Begin RECORD LIST

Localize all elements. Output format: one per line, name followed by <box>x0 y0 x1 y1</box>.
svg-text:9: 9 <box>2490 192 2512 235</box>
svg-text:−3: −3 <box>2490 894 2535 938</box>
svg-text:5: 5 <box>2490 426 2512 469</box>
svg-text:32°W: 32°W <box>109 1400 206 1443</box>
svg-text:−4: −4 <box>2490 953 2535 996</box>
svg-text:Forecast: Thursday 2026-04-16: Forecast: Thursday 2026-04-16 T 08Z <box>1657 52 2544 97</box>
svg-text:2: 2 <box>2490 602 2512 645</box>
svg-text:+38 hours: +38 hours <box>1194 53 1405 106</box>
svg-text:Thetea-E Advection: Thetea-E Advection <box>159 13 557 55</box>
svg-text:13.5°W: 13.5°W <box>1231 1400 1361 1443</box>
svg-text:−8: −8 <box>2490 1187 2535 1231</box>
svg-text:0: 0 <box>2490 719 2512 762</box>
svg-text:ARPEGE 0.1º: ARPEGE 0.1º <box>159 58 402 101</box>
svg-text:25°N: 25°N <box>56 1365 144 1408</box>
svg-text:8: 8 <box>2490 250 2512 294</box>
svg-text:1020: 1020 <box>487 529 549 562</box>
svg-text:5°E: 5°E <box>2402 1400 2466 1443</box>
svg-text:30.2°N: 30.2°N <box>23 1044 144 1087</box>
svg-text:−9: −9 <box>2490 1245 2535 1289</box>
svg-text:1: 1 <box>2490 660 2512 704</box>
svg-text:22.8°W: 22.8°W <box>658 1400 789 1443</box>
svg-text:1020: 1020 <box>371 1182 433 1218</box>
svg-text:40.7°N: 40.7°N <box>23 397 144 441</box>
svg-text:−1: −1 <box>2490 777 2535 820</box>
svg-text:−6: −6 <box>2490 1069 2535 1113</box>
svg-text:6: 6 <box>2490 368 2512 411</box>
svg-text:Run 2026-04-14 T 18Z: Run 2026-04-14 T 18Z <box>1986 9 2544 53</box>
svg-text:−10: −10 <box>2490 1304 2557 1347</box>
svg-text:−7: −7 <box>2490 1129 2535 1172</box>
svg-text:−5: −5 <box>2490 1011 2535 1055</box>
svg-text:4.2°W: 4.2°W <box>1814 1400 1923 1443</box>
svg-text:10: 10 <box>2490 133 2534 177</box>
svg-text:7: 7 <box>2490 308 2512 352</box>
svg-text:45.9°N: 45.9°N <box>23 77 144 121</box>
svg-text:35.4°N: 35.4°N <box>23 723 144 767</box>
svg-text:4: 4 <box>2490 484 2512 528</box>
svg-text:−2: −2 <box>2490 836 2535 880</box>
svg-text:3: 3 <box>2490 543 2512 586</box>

End RECORD LIST

### WHAT IS NEEDED:
Update the records above by changing each "svg-text" to "text-label" and leaving everything else as it is.

### SOLUTION TO THIS EXERCISE:
Localize all elements. Output format: one per line, name followed by <box>x0 y0 x1 y1</box>.
text-label:9: 9 <box>2490 192 2512 235</box>
text-label:−3: −3 <box>2490 894 2535 938</box>
text-label:5: 5 <box>2490 426 2512 469</box>
text-label:32°W: 32°W <box>109 1400 206 1443</box>
text-label:−4: −4 <box>2490 953 2535 996</box>
text-label:Forecast: Thursday 2026-04-16: Forecast: Thursday 2026-04-16 T 08Z <box>1657 52 2544 97</box>
text-label:2: 2 <box>2490 602 2512 645</box>
text-label:+38 hours: +38 hours <box>1194 53 1405 106</box>
text-label:Thetea-E Advection: Thetea-E Advection <box>159 13 557 55</box>
text-label:13.5°W: 13.5°W <box>1231 1400 1361 1443</box>
text-label:−8: −8 <box>2490 1187 2535 1231</box>
text-label:0: 0 <box>2490 719 2512 762</box>
text-label:ARPEGE 0.1º: ARPEGE 0.1º <box>159 58 402 101</box>
text-label:25°N: 25°N <box>56 1365 144 1408</box>
text-label:8: 8 <box>2490 250 2512 294</box>
text-label:1020: 1020 <box>487 529 549 562</box>
text-label:5°E: 5°E <box>2402 1400 2466 1443</box>
text-label:30.2°N: 30.2°N <box>23 1044 144 1087</box>
text-label:−9: −9 <box>2490 1245 2535 1289</box>
text-label:1: 1 <box>2490 660 2512 704</box>
text-label:22.8°W: 22.8°W <box>658 1400 789 1443</box>
text-label:1020: 1020 <box>371 1182 433 1218</box>
text-label:40.7°N: 40.7°N <box>23 397 144 441</box>
text-label:−1: −1 <box>2490 777 2535 820</box>
text-label:−6: −6 <box>2490 1069 2535 1113</box>
text-label:6: 6 <box>2490 368 2512 411</box>
text-label:Run 2026-04-14 T 18Z: Run 2026-04-14 T 18Z <box>1986 9 2544 53</box>
text-label:−10: −10 <box>2490 1304 2557 1347</box>
text-label:−7: −7 <box>2490 1129 2535 1172</box>
text-label:−5: −5 <box>2490 1011 2535 1055</box>
text-label:4.2°W: 4.2°W <box>1814 1400 1923 1443</box>
text-label:10: 10 <box>2490 133 2534 177</box>
text-label:7: 7 <box>2490 308 2512 352</box>
text-label:45.9°N: 45.9°N <box>23 77 144 121</box>
text-label:35.4°N: 35.4°N <box>23 723 144 767</box>
text-label:4: 4 <box>2490 484 2512 528</box>
text-label:−2: −2 <box>2490 836 2535 880</box>
text-label:3: 3 <box>2490 543 2512 586</box>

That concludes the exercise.